Figure content listings:
▶
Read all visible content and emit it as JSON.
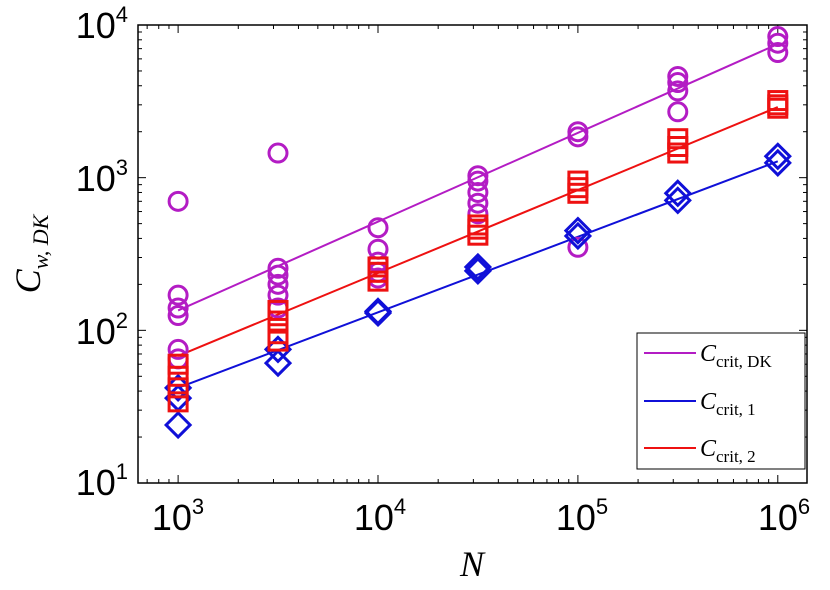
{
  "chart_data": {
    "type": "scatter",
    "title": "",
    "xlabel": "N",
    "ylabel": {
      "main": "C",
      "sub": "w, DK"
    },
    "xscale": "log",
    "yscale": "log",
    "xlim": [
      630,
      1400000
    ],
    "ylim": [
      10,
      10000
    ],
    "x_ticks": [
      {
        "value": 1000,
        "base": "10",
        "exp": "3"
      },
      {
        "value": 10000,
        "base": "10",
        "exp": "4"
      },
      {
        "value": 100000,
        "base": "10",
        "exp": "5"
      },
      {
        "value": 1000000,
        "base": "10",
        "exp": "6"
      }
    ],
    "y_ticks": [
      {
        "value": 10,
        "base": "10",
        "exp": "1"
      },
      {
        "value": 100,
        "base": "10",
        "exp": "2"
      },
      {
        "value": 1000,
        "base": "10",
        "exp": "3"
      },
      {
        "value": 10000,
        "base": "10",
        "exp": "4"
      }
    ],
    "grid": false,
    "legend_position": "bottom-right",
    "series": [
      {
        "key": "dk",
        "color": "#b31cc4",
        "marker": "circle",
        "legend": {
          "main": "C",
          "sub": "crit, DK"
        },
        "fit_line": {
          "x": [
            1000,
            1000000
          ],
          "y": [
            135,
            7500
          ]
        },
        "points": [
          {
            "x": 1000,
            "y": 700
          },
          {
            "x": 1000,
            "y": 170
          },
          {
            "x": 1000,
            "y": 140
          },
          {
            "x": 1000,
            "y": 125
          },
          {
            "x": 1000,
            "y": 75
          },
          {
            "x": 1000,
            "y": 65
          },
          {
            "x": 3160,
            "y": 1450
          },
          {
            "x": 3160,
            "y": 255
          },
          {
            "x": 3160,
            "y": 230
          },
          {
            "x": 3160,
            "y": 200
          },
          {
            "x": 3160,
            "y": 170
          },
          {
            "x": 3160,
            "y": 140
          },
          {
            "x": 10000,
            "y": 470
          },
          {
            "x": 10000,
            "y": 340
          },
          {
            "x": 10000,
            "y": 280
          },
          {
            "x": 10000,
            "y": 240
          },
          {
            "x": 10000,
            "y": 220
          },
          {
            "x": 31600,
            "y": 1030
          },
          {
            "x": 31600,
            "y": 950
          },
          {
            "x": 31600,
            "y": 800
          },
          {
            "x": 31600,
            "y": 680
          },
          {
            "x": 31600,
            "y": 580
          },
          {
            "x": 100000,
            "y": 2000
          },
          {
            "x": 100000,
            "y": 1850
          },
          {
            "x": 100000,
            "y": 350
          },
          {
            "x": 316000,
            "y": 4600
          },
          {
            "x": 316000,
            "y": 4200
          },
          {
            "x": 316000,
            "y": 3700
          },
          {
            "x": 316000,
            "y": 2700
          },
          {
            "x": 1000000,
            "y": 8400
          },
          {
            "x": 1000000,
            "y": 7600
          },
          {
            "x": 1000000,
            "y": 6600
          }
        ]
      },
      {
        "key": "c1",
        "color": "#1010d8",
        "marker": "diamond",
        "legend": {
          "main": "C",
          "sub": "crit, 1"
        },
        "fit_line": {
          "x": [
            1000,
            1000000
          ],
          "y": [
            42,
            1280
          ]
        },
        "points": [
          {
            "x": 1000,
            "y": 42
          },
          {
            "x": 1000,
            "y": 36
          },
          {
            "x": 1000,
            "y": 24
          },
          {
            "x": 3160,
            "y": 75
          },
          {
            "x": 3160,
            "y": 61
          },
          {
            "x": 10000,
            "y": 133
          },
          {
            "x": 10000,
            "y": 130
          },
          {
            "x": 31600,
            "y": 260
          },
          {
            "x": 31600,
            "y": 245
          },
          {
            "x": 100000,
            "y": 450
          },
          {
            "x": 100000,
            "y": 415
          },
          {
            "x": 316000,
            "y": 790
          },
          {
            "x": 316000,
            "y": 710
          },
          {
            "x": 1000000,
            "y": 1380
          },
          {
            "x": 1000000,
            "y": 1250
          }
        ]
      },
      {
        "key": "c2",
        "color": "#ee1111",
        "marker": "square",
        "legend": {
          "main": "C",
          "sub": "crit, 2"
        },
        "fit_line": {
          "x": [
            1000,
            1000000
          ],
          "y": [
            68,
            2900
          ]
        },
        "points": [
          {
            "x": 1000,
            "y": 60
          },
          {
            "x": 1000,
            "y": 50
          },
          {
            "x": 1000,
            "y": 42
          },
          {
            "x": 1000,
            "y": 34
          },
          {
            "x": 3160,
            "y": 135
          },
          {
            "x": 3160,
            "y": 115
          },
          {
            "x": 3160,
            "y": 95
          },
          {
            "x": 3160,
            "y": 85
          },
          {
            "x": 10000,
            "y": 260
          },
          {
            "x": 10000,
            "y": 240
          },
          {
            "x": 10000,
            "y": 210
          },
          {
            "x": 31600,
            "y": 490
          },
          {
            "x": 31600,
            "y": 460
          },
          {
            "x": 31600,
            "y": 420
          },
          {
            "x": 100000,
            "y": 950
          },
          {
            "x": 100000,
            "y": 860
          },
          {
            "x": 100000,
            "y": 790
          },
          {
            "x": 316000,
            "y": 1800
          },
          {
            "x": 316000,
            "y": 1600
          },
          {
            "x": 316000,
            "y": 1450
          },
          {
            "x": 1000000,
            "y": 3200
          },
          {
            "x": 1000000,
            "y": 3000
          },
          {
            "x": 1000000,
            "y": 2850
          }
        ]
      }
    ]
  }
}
◀
▶
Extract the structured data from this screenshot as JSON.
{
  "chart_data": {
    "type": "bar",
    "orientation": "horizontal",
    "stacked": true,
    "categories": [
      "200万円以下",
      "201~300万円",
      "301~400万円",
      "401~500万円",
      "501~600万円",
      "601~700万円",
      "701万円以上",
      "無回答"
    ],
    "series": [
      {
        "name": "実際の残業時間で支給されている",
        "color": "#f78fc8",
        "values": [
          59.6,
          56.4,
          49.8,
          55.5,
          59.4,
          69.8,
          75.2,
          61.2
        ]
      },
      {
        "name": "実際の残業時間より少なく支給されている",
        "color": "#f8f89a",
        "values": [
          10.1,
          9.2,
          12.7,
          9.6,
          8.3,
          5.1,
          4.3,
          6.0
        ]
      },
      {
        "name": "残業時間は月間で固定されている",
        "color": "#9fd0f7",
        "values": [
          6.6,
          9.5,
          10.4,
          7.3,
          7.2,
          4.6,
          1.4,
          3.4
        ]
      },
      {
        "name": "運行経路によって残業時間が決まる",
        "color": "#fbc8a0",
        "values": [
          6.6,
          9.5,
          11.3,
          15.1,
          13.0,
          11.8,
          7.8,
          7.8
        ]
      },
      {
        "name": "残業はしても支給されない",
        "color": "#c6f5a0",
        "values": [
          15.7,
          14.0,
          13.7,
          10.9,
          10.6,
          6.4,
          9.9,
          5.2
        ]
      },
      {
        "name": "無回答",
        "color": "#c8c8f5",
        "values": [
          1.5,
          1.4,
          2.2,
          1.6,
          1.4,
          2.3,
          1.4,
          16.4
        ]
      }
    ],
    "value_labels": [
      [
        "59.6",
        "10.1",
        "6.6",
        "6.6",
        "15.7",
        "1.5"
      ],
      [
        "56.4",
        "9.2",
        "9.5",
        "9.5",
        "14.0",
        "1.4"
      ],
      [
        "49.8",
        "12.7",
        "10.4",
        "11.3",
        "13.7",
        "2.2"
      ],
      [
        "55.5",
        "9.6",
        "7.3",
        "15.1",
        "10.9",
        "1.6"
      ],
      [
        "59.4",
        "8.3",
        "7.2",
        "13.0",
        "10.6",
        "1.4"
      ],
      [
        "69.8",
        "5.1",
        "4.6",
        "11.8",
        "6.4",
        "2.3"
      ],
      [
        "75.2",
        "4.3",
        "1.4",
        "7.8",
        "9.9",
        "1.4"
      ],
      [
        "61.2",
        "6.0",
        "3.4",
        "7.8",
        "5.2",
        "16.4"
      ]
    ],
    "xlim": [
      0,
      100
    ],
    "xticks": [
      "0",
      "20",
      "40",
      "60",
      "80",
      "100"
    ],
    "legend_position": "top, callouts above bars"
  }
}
◀
▶
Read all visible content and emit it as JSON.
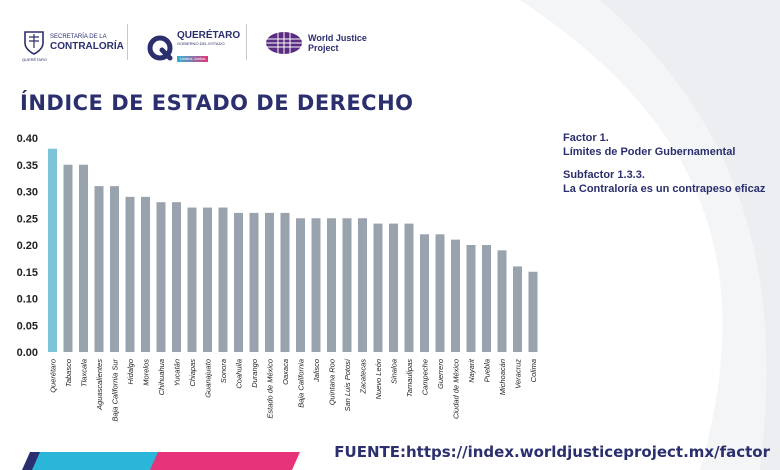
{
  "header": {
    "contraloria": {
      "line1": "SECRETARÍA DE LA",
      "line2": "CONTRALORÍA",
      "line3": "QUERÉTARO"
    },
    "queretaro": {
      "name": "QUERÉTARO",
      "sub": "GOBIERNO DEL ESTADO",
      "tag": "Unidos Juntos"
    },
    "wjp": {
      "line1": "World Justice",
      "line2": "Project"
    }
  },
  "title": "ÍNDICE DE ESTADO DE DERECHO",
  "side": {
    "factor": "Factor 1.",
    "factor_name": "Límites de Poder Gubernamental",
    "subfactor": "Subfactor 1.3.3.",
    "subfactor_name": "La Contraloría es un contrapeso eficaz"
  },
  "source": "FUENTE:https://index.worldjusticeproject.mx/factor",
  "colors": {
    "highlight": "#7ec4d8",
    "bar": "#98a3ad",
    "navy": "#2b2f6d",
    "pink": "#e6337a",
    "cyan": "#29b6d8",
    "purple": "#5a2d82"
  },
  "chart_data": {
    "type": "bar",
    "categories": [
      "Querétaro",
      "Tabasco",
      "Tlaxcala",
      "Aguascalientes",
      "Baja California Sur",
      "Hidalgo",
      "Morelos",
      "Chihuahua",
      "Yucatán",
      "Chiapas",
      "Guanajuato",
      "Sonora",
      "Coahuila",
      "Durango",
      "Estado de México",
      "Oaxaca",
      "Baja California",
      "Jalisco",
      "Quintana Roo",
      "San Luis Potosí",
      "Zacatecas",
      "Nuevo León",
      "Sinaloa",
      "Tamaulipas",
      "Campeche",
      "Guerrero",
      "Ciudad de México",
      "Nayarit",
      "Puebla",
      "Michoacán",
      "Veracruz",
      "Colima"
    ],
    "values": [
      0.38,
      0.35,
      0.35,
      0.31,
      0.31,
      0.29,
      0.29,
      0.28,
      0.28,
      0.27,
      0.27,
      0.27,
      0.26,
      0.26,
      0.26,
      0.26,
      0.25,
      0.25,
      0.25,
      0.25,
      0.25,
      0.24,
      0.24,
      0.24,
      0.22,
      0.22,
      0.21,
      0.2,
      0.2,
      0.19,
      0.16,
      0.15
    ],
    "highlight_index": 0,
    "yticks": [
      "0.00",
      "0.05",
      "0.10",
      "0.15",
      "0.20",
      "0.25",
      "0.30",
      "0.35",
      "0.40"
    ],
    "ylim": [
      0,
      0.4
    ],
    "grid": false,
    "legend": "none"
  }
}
◀
Exercise objective.
Track down every line with the word "California" and copy it.

Solved exercise.
      "Baja California Sur",
      "Baja California",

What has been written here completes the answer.